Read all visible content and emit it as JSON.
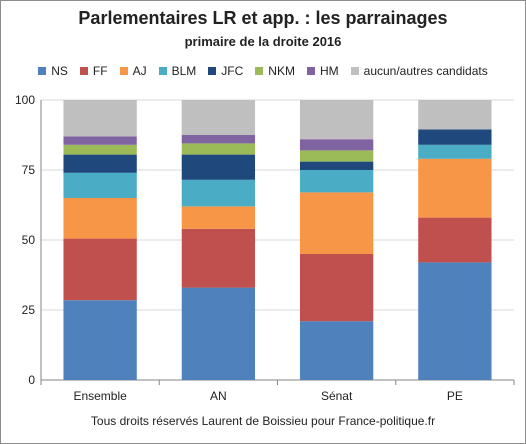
{
  "chart_data": {
    "type": "bar",
    "stacked": true,
    "title": "Parlementaires LR et app. : les parrainages",
    "subtitle": "primaire de la droite 2016",
    "categories": [
      "Ensemble",
      "AN",
      "Sénat",
      "PE"
    ],
    "ylim": [
      0,
      100
    ],
    "yticks": [
      0,
      25,
      50,
      75,
      100
    ],
    "legend_position": "top",
    "grid": "horizontal",
    "series": [
      {
        "name": "NS",
        "color": "#4f81bd",
        "values": [
          28.5,
          33,
          21,
          42
        ]
      },
      {
        "name": "FF",
        "color": "#c0504d",
        "values": [
          22,
          21,
          24,
          16
        ]
      },
      {
        "name": "AJ",
        "color": "#f79646",
        "values": [
          14.5,
          8,
          22,
          21
        ]
      },
      {
        "name": "BLM",
        "color": "#4bacc6",
        "values": [
          9,
          9.5,
          8,
          5
        ]
      },
      {
        "name": "JFC",
        "color": "#1f497d",
        "values": [
          6.5,
          9,
          3,
          5.5
        ]
      },
      {
        "name": "NKM",
        "color": "#9bbb59",
        "values": [
          3.5,
          4,
          4,
          0
        ]
      },
      {
        "name": "HM",
        "color": "#8064a2",
        "values": [
          3,
          3,
          4,
          0
        ]
      },
      {
        "name": "aucun/autres candidats",
        "color": "#bfbfbf",
        "values": [
          13,
          12.5,
          14,
          10.5
        ]
      }
    ]
  },
  "footer": "Tous droits réservés Laurent de Boissieu pour France-politique.fr"
}
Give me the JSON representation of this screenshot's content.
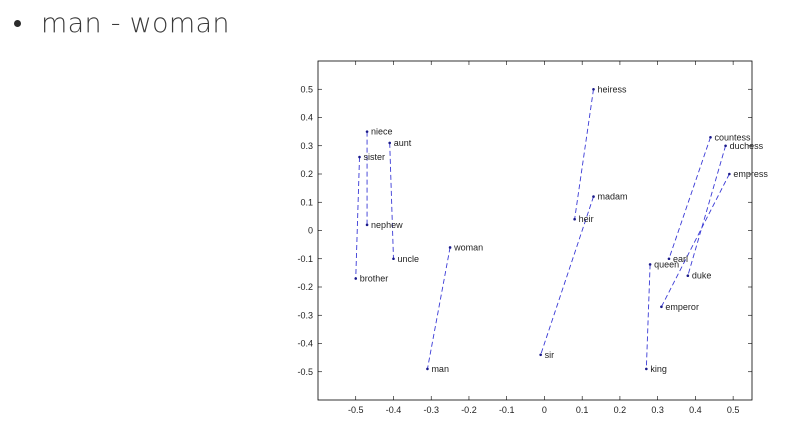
{
  "slide": {
    "bullet_text": "man - woman"
  },
  "chart_data": {
    "type": "scatter",
    "title": "",
    "xlabel": "",
    "ylabel": "",
    "xlim": [
      -0.6,
      0.55
    ],
    "ylim": [
      -0.6,
      0.6
    ],
    "xticks": [
      -0.5,
      -0.4,
      -0.3,
      -0.2,
      -0.1,
      0,
      0.1,
      0.2,
      0.3,
      0.4,
      0.5
    ],
    "yticks": [
      0.5,
      0.4,
      0.3,
      0.2,
      0.1,
      0,
      -0.1,
      -0.2,
      -0.3,
      -0.4,
      -0.5
    ],
    "xtick_labels": [
      "-0.5",
      "-0.4",
      "-0.3",
      "-0.2",
      "-0.1",
      "0",
      "0.1",
      "0.2",
      "0.3",
      "0.4",
      "0.5"
    ],
    "ytick_labels": [
      "0.5",
      "0.4",
      "0.3",
      "0.2",
      "0.1",
      "0",
      "-0.1",
      "-0.2",
      "-0.3",
      "-0.4",
      "-0.5"
    ],
    "points": [
      {
        "word": "niece",
        "x": -0.47,
        "y": 0.35
      },
      {
        "word": "aunt",
        "x": -0.41,
        "y": 0.31
      },
      {
        "word": "sister",
        "x": -0.49,
        "y": 0.26
      },
      {
        "word": "nephew",
        "x": -0.47,
        "y": 0.02
      },
      {
        "word": "uncle",
        "x": -0.4,
        "y": -0.1
      },
      {
        "word": "brother",
        "x": -0.5,
        "y": -0.17
      },
      {
        "word": "woman",
        "x": -0.25,
        "y": -0.06
      },
      {
        "word": "man",
        "x": -0.31,
        "y": -0.49
      },
      {
        "word": "heiress",
        "x": 0.13,
        "y": 0.5
      },
      {
        "word": "madam",
        "x": 0.13,
        "y": 0.12
      },
      {
        "word": "heir",
        "x": 0.08,
        "y": 0.04
      },
      {
        "word": "sir",
        "x": -0.01,
        "y": -0.44
      },
      {
        "word": "countess",
        "x": 0.44,
        "y": 0.33
      },
      {
        "word": "duchess",
        "x": 0.48,
        "y": 0.3
      },
      {
        "word": "empress",
        "x": 0.49,
        "y": 0.2
      },
      {
        "word": "earl",
        "x": 0.33,
        "y": -0.1
      },
      {
        "word": "queen",
        "x": 0.28,
        "y": -0.12
      },
      {
        "word": "duke",
        "x": 0.38,
        "y": -0.16
      },
      {
        "word": "emperor",
        "x": 0.31,
        "y": -0.27
      },
      {
        "word": "king",
        "x": 0.27,
        "y": -0.49
      }
    ],
    "pairs": [
      [
        "niece",
        "nephew"
      ],
      [
        "aunt",
        "uncle"
      ],
      [
        "sister",
        "brother"
      ],
      [
        "woman",
        "man"
      ],
      [
        "heiress",
        "heir"
      ],
      [
        "madam",
        "sir"
      ],
      [
        "countess",
        "earl"
      ],
      [
        "duchess",
        "duke"
      ],
      [
        "empress",
        "emperor"
      ],
      [
        "queen",
        "king"
      ]
    ],
    "line_color": "#3a3ad6",
    "point_color": "#1a1a8a",
    "grid": false
  }
}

---------------

Return each line of the data, keeping its wording exact and omitting pictures.

- [Full response]
Read all visible content and emit it as JSON.
{
  "chart_data": {
    "type": "bar",
    "stacked": true,
    "title": "Parlementaires LR et app. : les parrainages",
    "subtitle": "primaire de la droite 2016",
    "categories": [
      "Ensemble",
      "AN",
      "Sénat",
      "PE"
    ],
    "ylim": [
      0,
      100
    ],
    "yticks": [
      0,
      25,
      50,
      75,
      100
    ],
    "legend_position": "top",
    "grid": "horizontal",
    "series": [
      {
        "name": "NS",
        "color": "#4f81bd",
        "values": [
          28.5,
          33,
          21,
          42
        ]
      },
      {
        "name": "FF",
        "color": "#c0504d",
        "values": [
          22,
          21,
          24,
          16
        ]
      },
      {
        "name": "AJ",
        "color": "#f79646",
        "values": [
          14.5,
          8,
          22,
          21
        ]
      },
      {
        "name": "BLM",
        "color": "#4bacc6",
        "values": [
          9,
          9.5,
          8,
          5
        ]
      },
      {
        "name": "JFC",
        "color": "#1f497d",
        "values": [
          6.5,
          9,
          3,
          5.5
        ]
      },
      {
        "name": "NKM",
        "color": "#9bbb59",
        "values": [
          3.5,
          4,
          4,
          0
        ]
      },
      {
        "name": "HM",
        "color": "#8064a2",
        "values": [
          3,
          3,
          4,
          0
        ]
      },
      {
        "name": "aucun/autres candidats",
        "color": "#bfbfbf",
        "values": [
          13,
          12.5,
          14,
          10.5
        ]
      }
    ]
  },
  "footer": "Tous droits réservés Laurent de Boissieu pour France-politique.fr"
}
Give me the JSON representation of this screenshot's content.
{
  "slide": {
    "bullet_text": "man - woman"
  },
  "chart_data": {
    "type": "scatter",
    "title": "",
    "xlabel": "",
    "ylabel": "",
    "xlim": [
      -0.6,
      0.55
    ],
    "ylim": [
      -0.6,
      0.6
    ],
    "xticks": [
      -0.5,
      -0.4,
      -0.3,
      -0.2,
      -0.1,
      0,
      0.1,
      0.2,
      0.3,
      0.4,
      0.5
    ],
    "yticks": [
      0.5,
      0.4,
      0.3,
      0.2,
      0.1,
      0,
      -0.1,
      -0.2,
      -0.3,
      -0.4,
      -0.5
    ],
    "xtick_labels": [
      "-0.5",
      "-0.4",
      "-0.3",
      "-0.2",
      "-0.1",
      "0",
      "0.1",
      "0.2",
      "0.3",
      "0.4",
      "0.5"
    ],
    "ytick_labels": [
      "0.5",
      "0.4",
      "0.3",
      "0.2",
      "0.1",
      "0",
      "-0.1",
      "-0.2",
      "-0.3",
      "-0.4",
      "-0.5"
    ],
    "points": [
      {
        "word": "niece",
        "x": -0.47,
        "y": 0.35
      },
      {
        "word": "aunt",
        "x": -0.41,
        "y": 0.31
      },
      {
        "word": "sister",
        "x": -0.49,
        "y": 0.26
      },
      {
        "word": "nephew",
        "x": -0.47,
        "y": 0.02
      },
      {
        "word": "uncle",
        "x": -0.4,
        "y": -0.1
      },
      {
        "word": "brother",
        "x": -0.5,
        "y": -0.17
      },
      {
        "word": "woman",
        "x": -0.25,
        "y": -0.06
      },
      {
        "word": "man",
        "x": -0.31,
        "y": -0.49
      },
      {
        "word": "heiress",
        "x": 0.13,
        "y": 0.5
      },
      {
        "word": "madam",
        "x": 0.13,
        "y": 0.12
      },
      {
        "word": "heir",
        "x": 0.08,
        "y": 0.04
      },
      {
        "word": "sir",
        "x": -0.01,
        "y": -0.44
      },
      {
        "word": "countess",
        "x": 0.44,
        "y": 0.33
      },
      {
        "word": "duchess",
        "x": 0.48,
        "y": 0.3
      },
      {
        "word": "empress",
        "x": 0.49,
        "y": 0.2
      },
      {
        "word": "earl",
        "x": 0.33,
        "y": -0.1
      },
      {
        "word": "queen",
        "x": 0.28,
        "y": -0.12
      },
      {
        "word": "duke",
        "x": 0.38,
        "y": -0.16
      },
      {
        "word": "emperor",
        "x": 0.31,
        "y": -0.27
      },
      {
        "word": "king",
        "x": 0.27,
        "y": -0.49
      }
    ],
    "pairs": [
      [
        "niece",
        "nephew"
      ],
      [
        "aunt",
        "uncle"
      ],
      [
        "sister",
        "brother"
      ],
      [
        "woman",
        "man"
      ],
      [
        "heiress",
        "heir"
      ],
      [
        "madam",
        "sir"
      ],
      [
        "countess",
        "earl"
      ],
      [
        "duchess",
        "duke"
      ],
      [
        "empress",
        "emperor"
      ],
      [
        "queen",
        "king"
      ]
    ],
    "line_color": "#3a3ad6",
    "point_color": "#1a1a8a",
    "grid": false
  }
}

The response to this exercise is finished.